Find the lines holding the word "config" and collect them.

━━━━━━━━━━━━━━━━━━━━

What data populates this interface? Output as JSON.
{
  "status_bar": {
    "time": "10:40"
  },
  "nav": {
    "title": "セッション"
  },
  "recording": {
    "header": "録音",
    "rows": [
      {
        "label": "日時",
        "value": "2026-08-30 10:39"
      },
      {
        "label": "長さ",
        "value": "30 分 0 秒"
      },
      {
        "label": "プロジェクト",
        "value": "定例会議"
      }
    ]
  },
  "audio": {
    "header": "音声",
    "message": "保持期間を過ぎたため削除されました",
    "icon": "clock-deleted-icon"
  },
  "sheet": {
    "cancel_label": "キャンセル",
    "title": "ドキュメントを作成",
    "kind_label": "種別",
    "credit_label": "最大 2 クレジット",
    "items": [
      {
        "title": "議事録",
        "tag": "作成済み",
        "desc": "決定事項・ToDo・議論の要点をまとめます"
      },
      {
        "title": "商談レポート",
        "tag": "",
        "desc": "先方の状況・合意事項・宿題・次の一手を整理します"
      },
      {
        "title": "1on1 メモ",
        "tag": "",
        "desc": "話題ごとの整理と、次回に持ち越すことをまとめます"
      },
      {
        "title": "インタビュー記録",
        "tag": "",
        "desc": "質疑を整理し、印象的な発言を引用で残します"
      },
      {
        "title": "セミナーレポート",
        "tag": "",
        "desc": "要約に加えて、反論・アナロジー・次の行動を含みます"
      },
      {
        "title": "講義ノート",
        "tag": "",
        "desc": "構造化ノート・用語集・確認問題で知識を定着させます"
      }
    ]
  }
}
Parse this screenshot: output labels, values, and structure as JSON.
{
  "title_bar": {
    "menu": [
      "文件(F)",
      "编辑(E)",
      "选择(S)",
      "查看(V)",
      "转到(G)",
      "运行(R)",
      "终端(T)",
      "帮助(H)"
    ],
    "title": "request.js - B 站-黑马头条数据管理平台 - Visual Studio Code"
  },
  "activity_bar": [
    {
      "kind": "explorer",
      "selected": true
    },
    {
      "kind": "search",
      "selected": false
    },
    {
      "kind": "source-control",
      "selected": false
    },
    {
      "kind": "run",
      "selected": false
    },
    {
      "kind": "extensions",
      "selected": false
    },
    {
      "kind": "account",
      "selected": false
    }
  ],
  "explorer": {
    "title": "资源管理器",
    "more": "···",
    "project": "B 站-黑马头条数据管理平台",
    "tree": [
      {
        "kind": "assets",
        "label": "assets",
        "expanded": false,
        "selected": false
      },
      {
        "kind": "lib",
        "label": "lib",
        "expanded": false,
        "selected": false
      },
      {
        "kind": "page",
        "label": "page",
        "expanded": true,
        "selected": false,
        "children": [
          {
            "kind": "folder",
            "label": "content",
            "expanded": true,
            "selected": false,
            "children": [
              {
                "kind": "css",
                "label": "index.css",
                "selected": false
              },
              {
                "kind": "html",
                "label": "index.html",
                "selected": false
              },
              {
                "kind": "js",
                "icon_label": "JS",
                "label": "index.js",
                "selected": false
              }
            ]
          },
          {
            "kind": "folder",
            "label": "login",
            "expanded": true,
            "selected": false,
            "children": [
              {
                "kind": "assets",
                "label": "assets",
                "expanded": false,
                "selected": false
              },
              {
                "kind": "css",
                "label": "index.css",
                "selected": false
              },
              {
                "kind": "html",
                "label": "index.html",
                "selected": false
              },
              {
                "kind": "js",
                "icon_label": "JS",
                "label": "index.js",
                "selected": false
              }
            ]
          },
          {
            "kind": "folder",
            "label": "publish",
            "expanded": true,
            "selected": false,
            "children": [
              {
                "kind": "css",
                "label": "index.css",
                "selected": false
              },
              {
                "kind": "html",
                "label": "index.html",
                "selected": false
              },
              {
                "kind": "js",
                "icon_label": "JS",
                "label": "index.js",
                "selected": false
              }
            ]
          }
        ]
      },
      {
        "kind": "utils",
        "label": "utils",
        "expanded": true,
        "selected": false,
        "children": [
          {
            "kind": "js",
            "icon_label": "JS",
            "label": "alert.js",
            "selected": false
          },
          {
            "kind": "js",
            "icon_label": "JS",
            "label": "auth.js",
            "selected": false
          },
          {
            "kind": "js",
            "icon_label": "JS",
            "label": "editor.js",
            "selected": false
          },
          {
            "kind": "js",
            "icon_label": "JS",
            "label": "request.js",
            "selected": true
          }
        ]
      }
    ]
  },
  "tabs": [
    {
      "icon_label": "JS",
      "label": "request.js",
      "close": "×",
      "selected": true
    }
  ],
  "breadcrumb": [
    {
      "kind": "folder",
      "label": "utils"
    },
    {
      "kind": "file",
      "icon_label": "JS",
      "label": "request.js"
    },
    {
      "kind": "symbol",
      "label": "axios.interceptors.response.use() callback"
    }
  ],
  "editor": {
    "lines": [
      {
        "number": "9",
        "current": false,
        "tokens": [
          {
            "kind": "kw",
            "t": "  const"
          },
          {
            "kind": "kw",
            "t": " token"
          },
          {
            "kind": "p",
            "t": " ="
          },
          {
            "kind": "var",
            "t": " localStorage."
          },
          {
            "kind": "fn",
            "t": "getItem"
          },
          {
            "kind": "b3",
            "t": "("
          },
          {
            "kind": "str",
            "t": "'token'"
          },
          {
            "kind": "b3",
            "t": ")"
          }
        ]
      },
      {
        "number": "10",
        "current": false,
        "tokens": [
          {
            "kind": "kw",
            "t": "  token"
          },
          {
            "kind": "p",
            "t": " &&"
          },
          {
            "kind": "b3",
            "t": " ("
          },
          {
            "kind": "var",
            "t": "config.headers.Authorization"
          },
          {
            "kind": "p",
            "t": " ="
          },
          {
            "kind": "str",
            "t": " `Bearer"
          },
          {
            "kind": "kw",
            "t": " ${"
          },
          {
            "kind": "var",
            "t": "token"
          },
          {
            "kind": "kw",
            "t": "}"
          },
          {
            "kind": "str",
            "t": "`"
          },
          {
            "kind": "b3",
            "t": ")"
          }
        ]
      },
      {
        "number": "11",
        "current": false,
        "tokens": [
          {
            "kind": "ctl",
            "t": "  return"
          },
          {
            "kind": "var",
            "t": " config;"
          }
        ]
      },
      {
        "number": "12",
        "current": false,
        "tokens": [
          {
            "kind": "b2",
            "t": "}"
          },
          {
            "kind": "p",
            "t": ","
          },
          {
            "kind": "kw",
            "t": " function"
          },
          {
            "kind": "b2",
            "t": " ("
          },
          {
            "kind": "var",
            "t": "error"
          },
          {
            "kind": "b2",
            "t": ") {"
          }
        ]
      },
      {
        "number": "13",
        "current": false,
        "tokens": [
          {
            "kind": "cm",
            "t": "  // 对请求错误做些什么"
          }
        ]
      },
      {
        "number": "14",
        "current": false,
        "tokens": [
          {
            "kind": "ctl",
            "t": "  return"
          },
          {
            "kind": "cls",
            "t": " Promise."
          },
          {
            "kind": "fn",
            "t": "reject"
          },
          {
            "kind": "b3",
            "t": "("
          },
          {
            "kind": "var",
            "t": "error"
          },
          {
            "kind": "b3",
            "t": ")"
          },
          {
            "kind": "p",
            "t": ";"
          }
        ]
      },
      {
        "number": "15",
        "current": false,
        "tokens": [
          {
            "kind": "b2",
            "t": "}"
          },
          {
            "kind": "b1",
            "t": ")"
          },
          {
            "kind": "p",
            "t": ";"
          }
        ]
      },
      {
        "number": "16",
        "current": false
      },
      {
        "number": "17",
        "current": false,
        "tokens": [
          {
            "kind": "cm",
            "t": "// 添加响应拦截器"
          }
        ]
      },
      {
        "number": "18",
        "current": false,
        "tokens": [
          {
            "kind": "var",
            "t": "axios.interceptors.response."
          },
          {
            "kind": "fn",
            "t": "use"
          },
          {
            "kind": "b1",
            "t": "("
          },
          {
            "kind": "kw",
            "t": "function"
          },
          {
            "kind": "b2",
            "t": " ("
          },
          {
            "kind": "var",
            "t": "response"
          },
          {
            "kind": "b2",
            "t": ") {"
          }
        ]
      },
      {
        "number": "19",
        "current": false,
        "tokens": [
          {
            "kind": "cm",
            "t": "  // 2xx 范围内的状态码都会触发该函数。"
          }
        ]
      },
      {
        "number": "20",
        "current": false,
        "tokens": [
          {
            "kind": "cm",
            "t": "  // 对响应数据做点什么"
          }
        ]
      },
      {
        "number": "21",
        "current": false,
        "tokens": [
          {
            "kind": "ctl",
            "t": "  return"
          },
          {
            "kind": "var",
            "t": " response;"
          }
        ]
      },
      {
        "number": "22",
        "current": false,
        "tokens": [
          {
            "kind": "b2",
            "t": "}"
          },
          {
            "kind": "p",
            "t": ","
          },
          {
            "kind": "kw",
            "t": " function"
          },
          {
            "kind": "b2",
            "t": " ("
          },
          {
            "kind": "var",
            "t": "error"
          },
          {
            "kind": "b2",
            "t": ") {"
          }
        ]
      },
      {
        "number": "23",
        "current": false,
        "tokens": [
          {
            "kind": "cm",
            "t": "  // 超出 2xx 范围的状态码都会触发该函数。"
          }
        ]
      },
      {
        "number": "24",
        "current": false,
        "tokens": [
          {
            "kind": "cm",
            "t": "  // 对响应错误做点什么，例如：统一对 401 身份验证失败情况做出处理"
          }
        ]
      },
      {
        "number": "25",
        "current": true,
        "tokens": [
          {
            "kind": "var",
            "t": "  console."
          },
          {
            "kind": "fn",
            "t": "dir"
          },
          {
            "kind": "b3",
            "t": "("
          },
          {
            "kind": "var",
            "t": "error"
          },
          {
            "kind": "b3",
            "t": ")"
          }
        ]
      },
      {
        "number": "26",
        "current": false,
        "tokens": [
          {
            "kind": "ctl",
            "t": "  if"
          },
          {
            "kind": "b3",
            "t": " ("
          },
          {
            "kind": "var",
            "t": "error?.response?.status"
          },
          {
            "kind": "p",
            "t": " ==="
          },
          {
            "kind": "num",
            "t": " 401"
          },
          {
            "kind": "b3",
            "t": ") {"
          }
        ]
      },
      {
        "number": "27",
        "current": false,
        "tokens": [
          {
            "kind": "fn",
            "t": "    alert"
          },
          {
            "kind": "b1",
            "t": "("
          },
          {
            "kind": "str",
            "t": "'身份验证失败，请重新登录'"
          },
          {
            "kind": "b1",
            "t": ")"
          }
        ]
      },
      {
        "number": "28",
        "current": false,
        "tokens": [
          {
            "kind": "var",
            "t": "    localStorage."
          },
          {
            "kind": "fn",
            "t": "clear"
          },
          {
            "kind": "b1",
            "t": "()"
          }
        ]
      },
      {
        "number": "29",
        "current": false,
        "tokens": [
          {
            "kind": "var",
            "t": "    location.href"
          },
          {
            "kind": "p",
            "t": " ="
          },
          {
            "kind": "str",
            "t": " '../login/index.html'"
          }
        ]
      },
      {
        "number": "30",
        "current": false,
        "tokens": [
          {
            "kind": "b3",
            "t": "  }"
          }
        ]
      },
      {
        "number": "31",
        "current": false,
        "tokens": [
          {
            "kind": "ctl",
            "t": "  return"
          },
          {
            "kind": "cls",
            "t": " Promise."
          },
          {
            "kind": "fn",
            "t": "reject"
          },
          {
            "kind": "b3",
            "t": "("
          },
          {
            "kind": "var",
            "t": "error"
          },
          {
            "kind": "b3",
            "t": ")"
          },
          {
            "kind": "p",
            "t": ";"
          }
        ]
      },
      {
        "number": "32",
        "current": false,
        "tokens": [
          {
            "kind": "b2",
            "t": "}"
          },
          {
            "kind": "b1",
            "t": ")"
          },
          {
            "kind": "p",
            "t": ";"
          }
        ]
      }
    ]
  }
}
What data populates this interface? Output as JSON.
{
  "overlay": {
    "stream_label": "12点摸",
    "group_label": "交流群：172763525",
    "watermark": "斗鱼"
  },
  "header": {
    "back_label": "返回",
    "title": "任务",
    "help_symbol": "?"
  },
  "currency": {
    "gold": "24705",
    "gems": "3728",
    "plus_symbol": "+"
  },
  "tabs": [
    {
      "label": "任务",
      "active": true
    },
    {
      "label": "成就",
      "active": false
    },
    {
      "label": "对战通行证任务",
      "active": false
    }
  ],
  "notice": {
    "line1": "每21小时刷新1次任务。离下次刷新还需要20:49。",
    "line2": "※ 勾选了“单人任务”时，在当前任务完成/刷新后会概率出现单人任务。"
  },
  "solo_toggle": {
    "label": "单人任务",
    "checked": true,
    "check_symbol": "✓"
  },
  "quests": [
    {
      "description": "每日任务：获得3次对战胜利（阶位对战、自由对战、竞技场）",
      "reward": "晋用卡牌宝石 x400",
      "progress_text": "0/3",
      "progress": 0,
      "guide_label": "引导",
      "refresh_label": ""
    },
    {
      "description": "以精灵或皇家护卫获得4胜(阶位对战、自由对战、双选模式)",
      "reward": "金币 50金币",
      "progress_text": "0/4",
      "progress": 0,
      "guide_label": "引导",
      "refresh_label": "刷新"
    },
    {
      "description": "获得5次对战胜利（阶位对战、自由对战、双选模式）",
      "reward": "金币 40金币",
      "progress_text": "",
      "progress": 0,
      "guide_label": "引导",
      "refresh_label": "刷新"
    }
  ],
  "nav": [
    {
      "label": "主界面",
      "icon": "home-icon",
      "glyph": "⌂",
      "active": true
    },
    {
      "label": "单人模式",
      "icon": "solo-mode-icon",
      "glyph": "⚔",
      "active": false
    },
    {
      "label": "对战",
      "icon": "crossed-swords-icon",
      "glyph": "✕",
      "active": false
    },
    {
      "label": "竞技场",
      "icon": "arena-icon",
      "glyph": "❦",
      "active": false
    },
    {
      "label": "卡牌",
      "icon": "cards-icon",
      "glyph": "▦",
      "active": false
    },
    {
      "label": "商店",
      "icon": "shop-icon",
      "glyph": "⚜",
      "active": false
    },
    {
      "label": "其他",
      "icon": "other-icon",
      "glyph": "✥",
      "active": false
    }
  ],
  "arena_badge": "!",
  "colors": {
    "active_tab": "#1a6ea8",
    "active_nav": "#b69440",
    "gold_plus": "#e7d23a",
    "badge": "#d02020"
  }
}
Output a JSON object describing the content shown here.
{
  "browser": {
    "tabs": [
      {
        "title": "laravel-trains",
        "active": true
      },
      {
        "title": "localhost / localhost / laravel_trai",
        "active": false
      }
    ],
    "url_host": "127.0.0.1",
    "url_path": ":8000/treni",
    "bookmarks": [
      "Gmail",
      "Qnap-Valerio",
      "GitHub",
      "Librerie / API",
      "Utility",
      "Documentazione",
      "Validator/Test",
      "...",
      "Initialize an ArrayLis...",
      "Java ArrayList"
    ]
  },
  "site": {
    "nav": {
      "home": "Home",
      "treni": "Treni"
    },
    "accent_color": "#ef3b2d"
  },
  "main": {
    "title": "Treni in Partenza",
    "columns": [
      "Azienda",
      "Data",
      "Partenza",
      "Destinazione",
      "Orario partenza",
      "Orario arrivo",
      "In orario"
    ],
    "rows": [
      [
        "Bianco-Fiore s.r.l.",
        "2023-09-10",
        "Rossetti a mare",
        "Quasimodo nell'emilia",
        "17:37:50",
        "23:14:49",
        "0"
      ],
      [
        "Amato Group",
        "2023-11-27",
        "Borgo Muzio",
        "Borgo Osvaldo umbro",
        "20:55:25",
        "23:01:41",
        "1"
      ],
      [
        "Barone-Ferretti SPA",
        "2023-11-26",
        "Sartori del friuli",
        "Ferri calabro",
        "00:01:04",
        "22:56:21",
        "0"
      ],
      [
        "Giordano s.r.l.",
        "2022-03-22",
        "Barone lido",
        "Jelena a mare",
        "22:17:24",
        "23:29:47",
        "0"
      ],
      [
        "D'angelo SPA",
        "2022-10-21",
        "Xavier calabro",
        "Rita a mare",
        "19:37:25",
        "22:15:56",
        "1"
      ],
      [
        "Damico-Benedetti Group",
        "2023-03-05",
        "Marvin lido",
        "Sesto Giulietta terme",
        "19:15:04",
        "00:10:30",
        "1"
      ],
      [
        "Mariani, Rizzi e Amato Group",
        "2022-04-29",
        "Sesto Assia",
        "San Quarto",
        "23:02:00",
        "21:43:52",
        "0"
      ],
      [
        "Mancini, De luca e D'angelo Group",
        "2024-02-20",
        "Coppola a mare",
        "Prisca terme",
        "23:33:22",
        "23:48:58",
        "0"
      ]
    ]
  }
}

━━━━━━━━━━━━━━━━━━━━

# The answer:
            "t": "config.headers.Authorization"
            "t": " config;"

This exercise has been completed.